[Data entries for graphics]
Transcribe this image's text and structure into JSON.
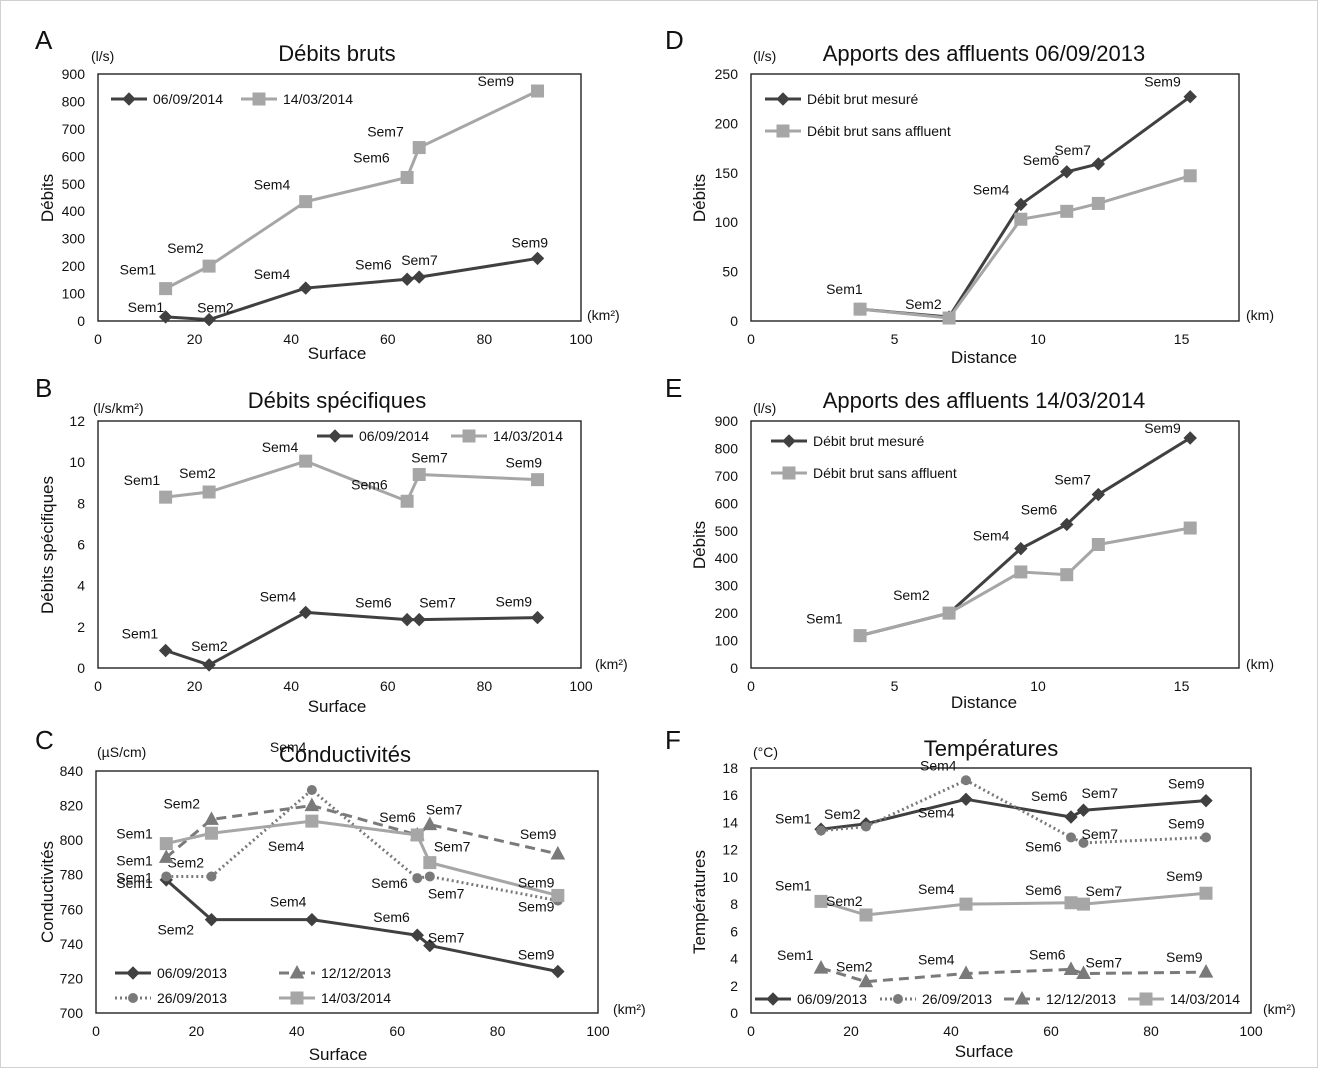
{
  "chart_data": [
    {
      "panel": "A",
      "type": "line",
      "title": "Débits bruts",
      "ylabel": "Débits",
      "xlabel": "Surface",
      "yunit": "(l/s)",
      "xunit": "(km²)",
      "xlim": [
        0,
        100
      ],
      "ylim": [
        0,
        900
      ],
      "xticks": [
        0,
        20,
        40,
        60,
        80,
        100
      ],
      "yticks": [
        0,
        100,
        200,
        300,
        400,
        500,
        600,
        700,
        800,
        900
      ],
      "legend_position": "top-left",
      "series": [
        {
          "name": "06/09/2014",
          "color": "#404040",
          "dash": "solid",
          "marker": "diamond",
          "x": [
            14,
            23,
            43,
            64,
            66.5,
            91
          ],
          "y": [
            15,
            5,
            120,
            152,
            160,
            228
          ],
          "labels": [
            "Sem1",
            "Sem2",
            "Sem4",
            "Sem6",
            "Sem7",
            "Sem9"
          ]
        },
        {
          "name": "14/03/2014",
          "color": "#a6a6a6",
          "dash": "solid",
          "marker": "square",
          "x": [
            14,
            23,
            43,
            64,
            66.5,
            91
          ],
          "y": [
            118,
            200,
            435,
            523,
            632,
            838
          ],
          "labels": [
            "Sem1",
            "Sem2",
            "Sem4",
            "Sem6",
            "Sem7",
            "Sem9"
          ]
        }
      ]
    },
    {
      "panel": "B",
      "type": "line",
      "title": "Débits spécifiques",
      "ylabel": "Débits spécifiques",
      "xlabel": "Surface",
      "yunit": "(l/s/km²)",
      "xunit": "(km²)",
      "xlim": [
        0,
        100
      ],
      "ylim": [
        0,
        12
      ],
      "xticks": [
        0,
        20,
        40,
        60,
        80,
        100
      ],
      "yticks": [
        0,
        2,
        4,
        6,
        8,
        10,
        12
      ],
      "legend_position": "top-right",
      "series": [
        {
          "name": "06/09/2014",
          "color": "#404040",
          "dash": "solid",
          "marker": "diamond",
          "x": [
            14,
            23,
            43,
            64,
            66.5,
            91
          ],
          "y": [
            0.85,
            0.15,
            2.7,
            2.35,
            2.35,
            2.45
          ],
          "labels": [
            "Sem1",
            "Sem2",
            "Sem4",
            "Sem6",
            "Sem7",
            "Sem9"
          ]
        },
        {
          "name": "14/03/2014",
          "color": "#a6a6a6",
          "dash": "solid",
          "marker": "square",
          "x": [
            14,
            23,
            43,
            64,
            66.5,
            91
          ],
          "y": [
            8.3,
            8.55,
            10.05,
            8.1,
            9.4,
            9.15
          ],
          "labels": [
            "Sem1",
            "Sem2",
            "Sem4",
            "Sem6",
            "Sem7",
            "Sem9"
          ]
        }
      ]
    },
    {
      "panel": "C",
      "type": "line",
      "title": "Conductivités",
      "ylabel": "Conductivités",
      "xlabel": "Surface",
      "yunit": "(µS/cm)",
      "xunit": "(km²)",
      "xlim": [
        0,
        100
      ],
      "ylim": [
        700,
        840
      ],
      "xticks": [
        0,
        20,
        40,
        60,
        80,
        100
      ],
      "yticks": [
        700,
        720,
        740,
        760,
        780,
        800,
        820,
        840
      ],
      "legend_position": "bottom-left",
      "series": [
        {
          "name": "06/09/2013",
          "color": "#404040",
          "dash": "solid",
          "marker": "diamond",
          "x": [
            14,
            23,
            43,
            64,
            66.5,
            92
          ],
          "y": [
            777,
            754,
            754,
            745,
            739,
            724
          ],
          "labels": [
            "Sem1",
            "Sem2",
            "Sem4",
            "Sem6",
            "Sem7",
            "Sem9"
          ]
        },
        {
          "name": "26/09/2013",
          "color": "#7a7a7a",
          "dash": "dotted",
          "marker": "circle",
          "x": [
            14,
            23,
            43,
            64,
            66.5,
            92
          ],
          "y": [
            779,
            779,
            829,
            778,
            779,
            765
          ],
          "labels": [
            "Sem1",
            "Sem2",
            "Sem4",
            "Sem6",
            "Sem7",
            "Sem9"
          ]
        },
        {
          "name": "12/12/2013",
          "color": "#7a7a7a",
          "dash": "dashed",
          "marker": "triangle",
          "x": [
            14,
            23,
            43,
            64,
            66.5,
            92
          ],
          "y": [
            790,
            812,
            820,
            803,
            809,
            792
          ],
          "labels": [
            "Sem1",
            "Sem2",
            "Sem4",
            "Sem6",
            "Sem7",
            "Sem9"
          ]
        },
        {
          "name": "14/03/2014",
          "color": "#a6a6a6",
          "dash": "solid",
          "marker": "square",
          "x": [
            14,
            23,
            43,
            64,
            66.5,
            92
          ],
          "y": [
            798,
            804,
            811,
            803,
            787,
            768
          ],
          "labels": [
            "Sem1",
            "Sem2",
            "Sem4",
            "Sem6",
            "Sem7",
            "Sem9"
          ]
        }
      ]
    },
    {
      "panel": "D",
      "type": "line",
      "title": "Apports des affluents 06/09/2013",
      "ylabel": "Débits",
      "xlabel": "Distance",
      "yunit": "(l/s)",
      "xunit": "(km)",
      "xlim": [
        0,
        17
      ],
      "ylim": [
        0,
        250
      ],
      "xticks": [
        0,
        5,
        10,
        15
      ],
      "yticks": [
        0,
        50,
        100,
        150,
        200,
        250
      ],
      "legend_position": "top-left",
      "series": [
        {
          "name": "Débit brut mesuré",
          "color": "#404040",
          "dash": "solid",
          "marker": "diamond",
          "x": [
            3.8,
            6.9,
            9.4,
            11.0,
            12.1,
            15.3
          ],
          "y": [
            12,
            4,
            118,
            151,
            159,
            227
          ],
          "labels": [
            "Sem1",
            "Sem2",
            "Sem4",
            "Sem6",
            "Sem7",
            "Sem9"
          ]
        },
        {
          "name": "Débit brut sans affluent",
          "color": "#a6a6a6",
          "dash": "solid",
          "marker": "square",
          "x": [
            3.8,
            6.9,
            9.4,
            11.0,
            12.1,
            15.3
          ],
          "y": [
            12,
            3,
            103,
            111,
            119,
            147
          ],
          "labels": [
            "",
            "",
            "",
            "",
            "",
            ""
          ]
        }
      ]
    },
    {
      "panel": "E",
      "type": "line",
      "title": "Apports des affluents 14/03/2014",
      "ylabel": "Débits",
      "xlabel": "Distance",
      "yunit": "(l/s)",
      "xunit": "(km)",
      "xlim": [
        0,
        17
      ],
      "ylim": [
        0,
        900
      ],
      "xticks": [
        0,
        5,
        10,
        15
      ],
      "yticks": [
        0,
        100,
        200,
        300,
        400,
        500,
        600,
        700,
        800,
        900
      ],
      "legend_position": "top-left",
      "series": [
        {
          "name": "Débit brut mesuré",
          "color": "#404040",
          "dash": "solid",
          "marker": "diamond",
          "x": [
            3.8,
            6.9,
            9.4,
            11.0,
            12.1,
            15.3
          ],
          "y": [
            118,
            200,
            435,
            523,
            632,
            838
          ],
          "labels": [
            "Sem1",
            "Sem2",
            "Sem4",
            "Sem6",
            "Sem7",
            "Sem9"
          ]
        },
        {
          "name": "Débit brut sans affluent",
          "color": "#a6a6a6",
          "dash": "solid",
          "marker": "square",
          "x": [
            3.8,
            6.9,
            9.4,
            11.0,
            12.1,
            15.3
          ],
          "y": [
            118,
            200,
            350,
            340,
            450,
            510
          ],
          "labels": [
            "",
            "",
            "",
            "",
            "",
            ""
          ]
        }
      ]
    },
    {
      "panel": "F",
      "type": "line",
      "title": "Températures",
      "ylabel": "Températures",
      "xlabel": "Surface",
      "yunit": "(°C)",
      "xunit": "(km²)",
      "xlim": [
        0,
        100
      ],
      "ylim": [
        0,
        18
      ],
      "xticks": [
        0,
        20,
        40,
        60,
        80,
        100
      ],
      "yticks": [
        0,
        2,
        4,
        6,
        8,
        10,
        12,
        14,
        16,
        18
      ],
      "legend_position": "bottom",
      "series": [
        {
          "name": "06/09/2013",
          "color": "#404040",
          "dash": "solid",
          "marker": "diamond",
          "x": [
            14,
            23,
            43,
            64,
            66.5,
            91
          ],
          "y": [
            13.5,
            13.9,
            15.7,
            14.4,
            14.9,
            15.6
          ],
          "labels": [
            "Sem1",
            "Sem2",
            "Sem4",
            "Sem6",
            "Sem7",
            "Sem9"
          ]
        },
        {
          "name": "26/09/2013",
          "color": "#7a7a7a",
          "dash": "dotted",
          "marker": "circle",
          "x": [
            14,
            23,
            43,
            64,
            66.5,
            91
          ],
          "y": [
            13.4,
            13.7,
            17.1,
            12.9,
            12.5,
            12.9
          ],
          "labels": [
            "",
            "",
            "Sem4",
            "Sem6",
            "Sem7",
            "Sem9"
          ]
        },
        {
          "name": "12/12/2013",
          "color": "#7a7a7a",
          "dash": "dashed",
          "marker": "triangle",
          "x": [
            14,
            23,
            43,
            64,
            66.5,
            91
          ],
          "y": [
            3.3,
            2.3,
            2.9,
            3.2,
            2.9,
            3.0
          ],
          "labels": [
            "Sem1",
            "Sem2",
            "Sem4",
            "Sem6",
            "Sem7",
            "Sem9"
          ]
        },
        {
          "name": "14/03/2014",
          "color": "#a6a6a6",
          "dash": "solid",
          "marker": "square",
          "x": [
            14,
            23,
            43,
            64,
            66.5,
            91
          ],
          "y": [
            8.2,
            7.2,
            8.0,
            8.1,
            8.0,
            8.8
          ],
          "labels": [
            "Sem1",
            "Sem2",
            "Sem4",
            "Sem6",
            "Sem7",
            "Sem9"
          ]
        }
      ]
    }
  ]
}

■ YOUR OBJECTIVE ■
A line counts if it holds the word "panel". Work out how many lines in the listing count, and give only that number.

■ CORRECT ANSWER ■
6